Your objective: Please recast the rows that begin with the line containing "histogram-bar [254,362,278,386]" and end with the line containing "histogram-bar [60,369,84,386]" as a JSON list of strings, one string per line, leaving out blank lines.

Input for this task:
-- Begin --
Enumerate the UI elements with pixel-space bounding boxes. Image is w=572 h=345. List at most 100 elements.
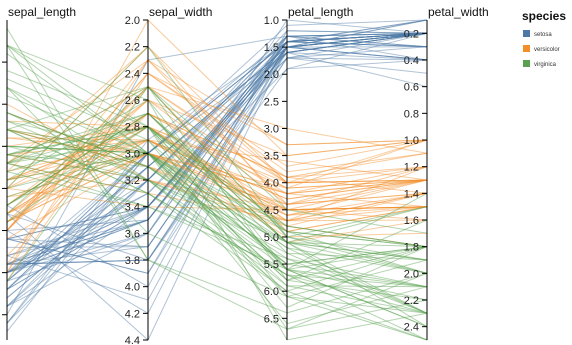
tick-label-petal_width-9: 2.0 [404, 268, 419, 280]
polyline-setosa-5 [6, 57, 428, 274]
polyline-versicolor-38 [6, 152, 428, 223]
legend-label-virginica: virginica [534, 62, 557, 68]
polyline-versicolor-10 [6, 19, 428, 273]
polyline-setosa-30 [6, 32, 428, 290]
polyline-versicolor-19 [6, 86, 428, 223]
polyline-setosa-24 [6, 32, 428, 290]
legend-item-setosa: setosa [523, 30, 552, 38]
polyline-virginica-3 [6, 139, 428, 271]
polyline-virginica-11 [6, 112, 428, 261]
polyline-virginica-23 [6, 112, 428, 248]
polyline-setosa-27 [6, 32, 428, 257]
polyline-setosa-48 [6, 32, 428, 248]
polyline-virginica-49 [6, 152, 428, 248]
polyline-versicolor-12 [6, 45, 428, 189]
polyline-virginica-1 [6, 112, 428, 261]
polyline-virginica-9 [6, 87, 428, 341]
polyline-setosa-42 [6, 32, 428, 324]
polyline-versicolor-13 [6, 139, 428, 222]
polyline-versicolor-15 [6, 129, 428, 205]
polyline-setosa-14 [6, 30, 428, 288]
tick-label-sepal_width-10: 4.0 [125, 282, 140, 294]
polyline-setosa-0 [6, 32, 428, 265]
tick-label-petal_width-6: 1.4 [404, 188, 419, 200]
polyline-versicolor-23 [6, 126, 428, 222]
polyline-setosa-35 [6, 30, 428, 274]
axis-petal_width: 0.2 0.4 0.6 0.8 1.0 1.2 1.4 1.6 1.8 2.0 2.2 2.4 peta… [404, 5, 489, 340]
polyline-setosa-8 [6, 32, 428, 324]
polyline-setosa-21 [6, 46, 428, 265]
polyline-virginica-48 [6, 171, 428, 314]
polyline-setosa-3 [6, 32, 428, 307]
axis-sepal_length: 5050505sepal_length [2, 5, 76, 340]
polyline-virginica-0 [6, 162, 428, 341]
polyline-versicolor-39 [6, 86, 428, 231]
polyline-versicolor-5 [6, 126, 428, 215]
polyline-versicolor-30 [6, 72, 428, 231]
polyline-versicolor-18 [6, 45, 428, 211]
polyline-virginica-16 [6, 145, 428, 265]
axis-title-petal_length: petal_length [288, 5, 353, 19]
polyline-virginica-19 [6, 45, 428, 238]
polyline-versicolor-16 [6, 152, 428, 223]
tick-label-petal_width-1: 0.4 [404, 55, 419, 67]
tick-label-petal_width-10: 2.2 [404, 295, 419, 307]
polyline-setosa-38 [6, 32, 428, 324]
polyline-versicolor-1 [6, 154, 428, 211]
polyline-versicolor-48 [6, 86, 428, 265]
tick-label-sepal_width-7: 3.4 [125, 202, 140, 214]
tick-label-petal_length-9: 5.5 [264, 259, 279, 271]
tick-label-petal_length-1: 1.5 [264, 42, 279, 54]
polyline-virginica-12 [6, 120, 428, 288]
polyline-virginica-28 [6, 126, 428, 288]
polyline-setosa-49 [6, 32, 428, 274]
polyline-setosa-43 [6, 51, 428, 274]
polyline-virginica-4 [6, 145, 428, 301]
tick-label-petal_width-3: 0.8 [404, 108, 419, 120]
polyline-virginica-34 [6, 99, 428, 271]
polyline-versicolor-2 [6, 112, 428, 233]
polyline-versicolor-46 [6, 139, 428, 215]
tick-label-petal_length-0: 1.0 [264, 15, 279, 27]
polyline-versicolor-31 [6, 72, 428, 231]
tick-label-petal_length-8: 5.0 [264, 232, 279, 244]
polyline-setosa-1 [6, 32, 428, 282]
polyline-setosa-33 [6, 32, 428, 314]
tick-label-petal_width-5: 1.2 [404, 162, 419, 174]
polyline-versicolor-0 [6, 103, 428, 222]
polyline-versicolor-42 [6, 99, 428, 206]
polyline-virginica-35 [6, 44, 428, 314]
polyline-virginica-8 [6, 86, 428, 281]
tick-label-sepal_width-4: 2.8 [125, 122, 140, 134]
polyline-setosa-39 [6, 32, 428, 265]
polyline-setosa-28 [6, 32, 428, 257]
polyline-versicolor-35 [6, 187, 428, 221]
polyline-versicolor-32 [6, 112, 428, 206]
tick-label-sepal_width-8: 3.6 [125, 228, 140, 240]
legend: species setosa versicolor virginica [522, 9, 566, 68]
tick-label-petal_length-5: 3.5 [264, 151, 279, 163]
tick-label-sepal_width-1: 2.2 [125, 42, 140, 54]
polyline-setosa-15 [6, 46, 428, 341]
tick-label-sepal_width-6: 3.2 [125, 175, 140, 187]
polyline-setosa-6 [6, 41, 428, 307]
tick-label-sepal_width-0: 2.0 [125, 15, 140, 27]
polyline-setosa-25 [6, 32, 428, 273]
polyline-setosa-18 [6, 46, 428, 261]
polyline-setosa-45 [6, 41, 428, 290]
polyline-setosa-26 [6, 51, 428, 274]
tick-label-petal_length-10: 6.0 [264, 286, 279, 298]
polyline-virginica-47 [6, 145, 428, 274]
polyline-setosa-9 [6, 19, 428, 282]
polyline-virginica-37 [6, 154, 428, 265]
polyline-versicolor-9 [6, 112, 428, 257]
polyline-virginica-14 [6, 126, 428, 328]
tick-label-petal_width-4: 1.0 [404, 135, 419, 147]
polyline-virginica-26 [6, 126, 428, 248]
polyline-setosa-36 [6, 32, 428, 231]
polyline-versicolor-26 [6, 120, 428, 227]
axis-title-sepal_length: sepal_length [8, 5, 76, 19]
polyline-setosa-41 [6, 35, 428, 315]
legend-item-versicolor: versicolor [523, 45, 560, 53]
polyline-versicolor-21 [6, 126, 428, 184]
-- End --
-- Begin --
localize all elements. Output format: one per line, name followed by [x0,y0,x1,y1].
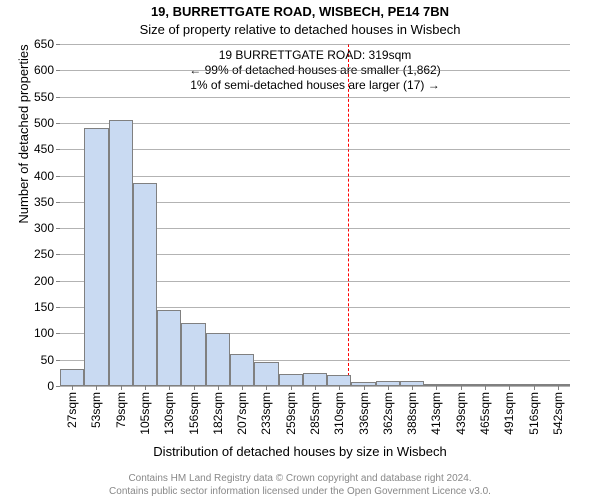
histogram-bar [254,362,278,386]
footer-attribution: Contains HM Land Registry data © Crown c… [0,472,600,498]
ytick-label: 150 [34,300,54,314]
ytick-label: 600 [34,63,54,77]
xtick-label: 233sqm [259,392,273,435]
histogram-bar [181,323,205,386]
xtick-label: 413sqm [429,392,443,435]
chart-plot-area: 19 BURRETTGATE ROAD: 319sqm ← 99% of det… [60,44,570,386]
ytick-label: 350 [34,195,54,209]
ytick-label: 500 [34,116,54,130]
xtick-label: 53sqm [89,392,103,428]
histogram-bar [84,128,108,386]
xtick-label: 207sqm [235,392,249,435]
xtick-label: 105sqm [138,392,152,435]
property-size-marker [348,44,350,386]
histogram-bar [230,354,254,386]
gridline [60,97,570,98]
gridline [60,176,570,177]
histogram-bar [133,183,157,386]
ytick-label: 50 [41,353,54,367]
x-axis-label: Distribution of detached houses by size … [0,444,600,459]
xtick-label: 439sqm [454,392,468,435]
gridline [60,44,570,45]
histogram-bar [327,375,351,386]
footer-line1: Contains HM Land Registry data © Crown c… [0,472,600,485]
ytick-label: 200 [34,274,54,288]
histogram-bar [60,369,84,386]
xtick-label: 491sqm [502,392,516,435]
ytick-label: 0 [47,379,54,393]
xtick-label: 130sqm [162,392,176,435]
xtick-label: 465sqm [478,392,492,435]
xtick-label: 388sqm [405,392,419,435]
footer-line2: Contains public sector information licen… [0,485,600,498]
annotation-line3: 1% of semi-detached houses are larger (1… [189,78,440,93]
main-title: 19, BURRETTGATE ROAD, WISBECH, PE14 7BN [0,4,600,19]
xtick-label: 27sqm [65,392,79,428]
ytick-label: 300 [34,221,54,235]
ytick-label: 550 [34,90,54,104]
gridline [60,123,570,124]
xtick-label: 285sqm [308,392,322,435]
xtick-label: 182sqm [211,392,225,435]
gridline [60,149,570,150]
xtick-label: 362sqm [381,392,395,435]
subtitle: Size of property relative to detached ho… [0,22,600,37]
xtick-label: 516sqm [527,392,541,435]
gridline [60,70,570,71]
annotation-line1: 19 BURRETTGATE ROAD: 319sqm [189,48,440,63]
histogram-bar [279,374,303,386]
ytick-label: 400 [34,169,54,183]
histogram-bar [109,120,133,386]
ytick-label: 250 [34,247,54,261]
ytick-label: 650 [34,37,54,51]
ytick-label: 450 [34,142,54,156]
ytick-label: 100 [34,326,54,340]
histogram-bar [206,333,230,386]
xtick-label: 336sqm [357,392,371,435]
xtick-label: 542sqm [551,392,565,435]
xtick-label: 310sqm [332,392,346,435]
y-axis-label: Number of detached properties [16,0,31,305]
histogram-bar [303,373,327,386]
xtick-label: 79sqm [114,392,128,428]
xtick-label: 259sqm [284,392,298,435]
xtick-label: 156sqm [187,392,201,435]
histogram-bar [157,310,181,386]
-- End --
Correct answer:
[
  "histogram-bar [254,362,278,386]",
  "footer-attribution: Contains HM Land Registry data © Crown c… [0,472,600,498]",
  "ytick-label: 150 [34,300,54,314]",
  "ytick-label: 600 [34,63,54,77]",
  "xtick-label: 233sqm [259,392,273,435]",
  "histogram-bar [181,323,205,386]",
  "xtick-label: 413sqm [429,392,443,435]",
  "chart-plot-area: 19 BURRETTGATE ROAD: 319sqm ← 99% of det… [60,44,570,386]",
  "ytick-label: 350 [34,195,54,209]",
  "ytick-label: 500 [34,116,54,130]",
  "xtick-label: 53sqm [89,392,103,428]",
  "histogram-bar [84,128,108,386]",
  "xtick-label: 207sqm [235,392,249,435]",
  "xtick-label: 105sqm [138,392,152,435]",
  "property-size-marker [348,44,350,386]",
  "histogram-bar [230,354,254,386]",
  "gridline [60,97,570,98]",
  "gridline [60,176,570,177]",
  "histogram-bar [133,183,157,386]",
  "ytick-label: 50 [41,353,54,367]",
  "x-axis-label: Distribution of detached houses by size … [0,444,600,459]",
  "xtick-label: 439sqm [454,392,468,435]",
  "gridline [60,44,570,45]",
  "histogram-bar [327,375,351,386]",
  "footer-line1: Contains HM Land Registry data © Crown c… [0,472,600,485]",
  "ytick-label: 200 [34,274,54,288]",
  "histogram-bar [60,369,84,386]"
]